Without including any pictures, copy each entry below exactly.

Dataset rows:
──────────

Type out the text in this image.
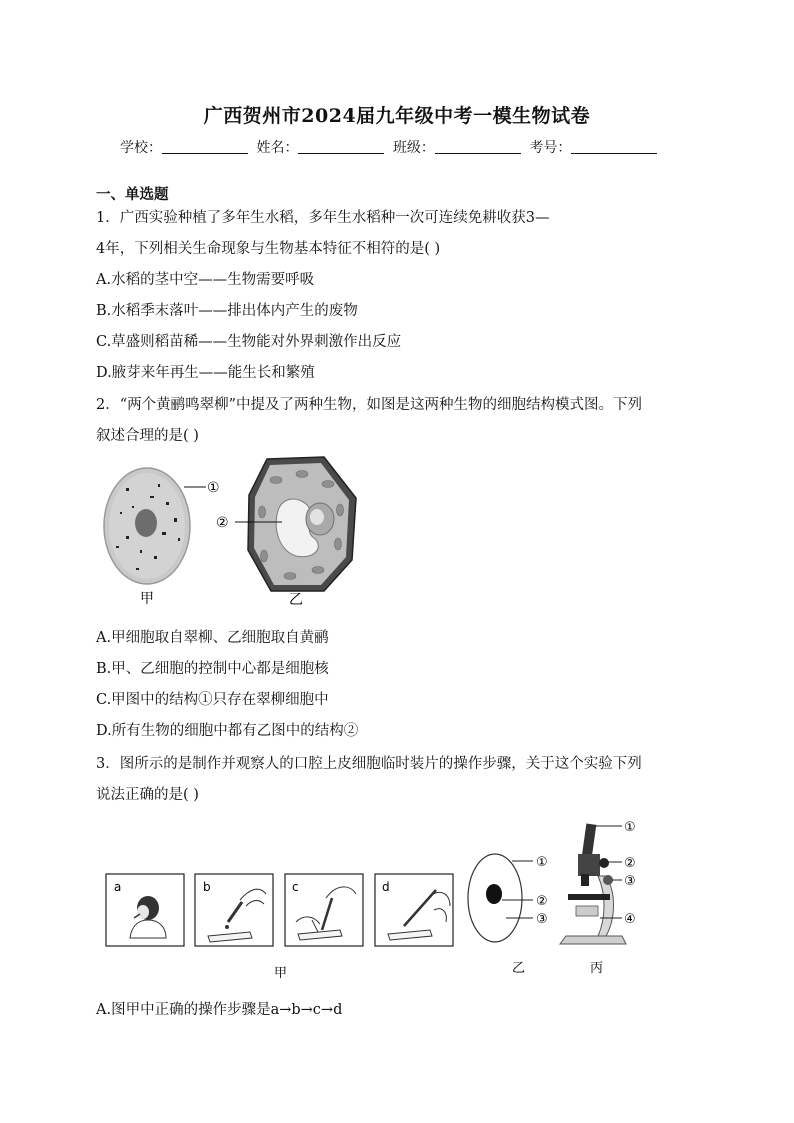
广西贺州市2024届九年级中考一模生物试卷
学校：	姓名：	班级：	考号：
一、单选题
1．广西实验种植了多年生水稻，多年生水稻种一次可连续免耕收获3—
4年，下列相关生命现象与生物基本特征不相符的是( )
A.水稻的茎中空——生物需要呼吸
B.水稻季末落叶——排出体内产生的废物
C.草盛则稻苗稀——生物能对外界刺激作出反应
D.腋芽来年再生——能生长和繁殖
2．“两个黄鹂鸣翠柳”中提及了两种生物，如图是这两种生物的细胞结构模式图。下列
叙述合理的是( )
①
甲
②
乙
A.甲细胞取自翠柳、乙细胞取自黄鹂
B.甲、乙细胞的控制中心都是细胞核
C.甲图中的结构①只存在翠柳细胞中
D.所有生物的细胞中都有乙图中的结构②
3．图所示的是制作并观察人的口腔上皮细胞临时装片的操作步骤，关于这个实验下列
说法正确的是( )
a	b	c	d
甲
①
②
③
乙
①
②
③
④
丙
A.图甲中正确的操作步骤是a→b→c→d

──────────

■ THE COMPLETED TASK
Type out the text in this image.
广西贺州市2024届九年级中考一模生物试卷
学校：	姓名：	班级：	考号：
一、单选题
1．广西实验种植了多年生水稻，多年生水稻种一次可连续免耕收获3—
4年，下列相关生命现象与生物基本特征不相符的是( )
A.水稻的茎中空——生物需要呼吸
B.水稻季末落叶——排出体内产生的废物
C.草盛则稻苗稀——生物能对外界刺激作出反应
D.腋芽来年再生——能生长和繁殖
2．“两个黄鹂鸣翠柳”中提及了两种生物，如图是这两种生物的细胞结构模式图。下列
叙述合理的是( )
①
甲
②
乙
A.甲细胞取自翠柳、乙细胞取自黄鹂
B.甲、乙细胞的控制中心都是细胞核
C.甲图中的结构①只存在翠柳细胞中
D.所有生物的细胞中都有乙图中的结构②
3．图所示的是制作并观察人的口腔上皮细胞临时装片的操作步骤，关于这个实验下列
说法正确的是( )
a	b	c	d
甲
①
②
③
乙
①
②
③
④
丙
A.图甲中正确的操作步骤是a→b→c→d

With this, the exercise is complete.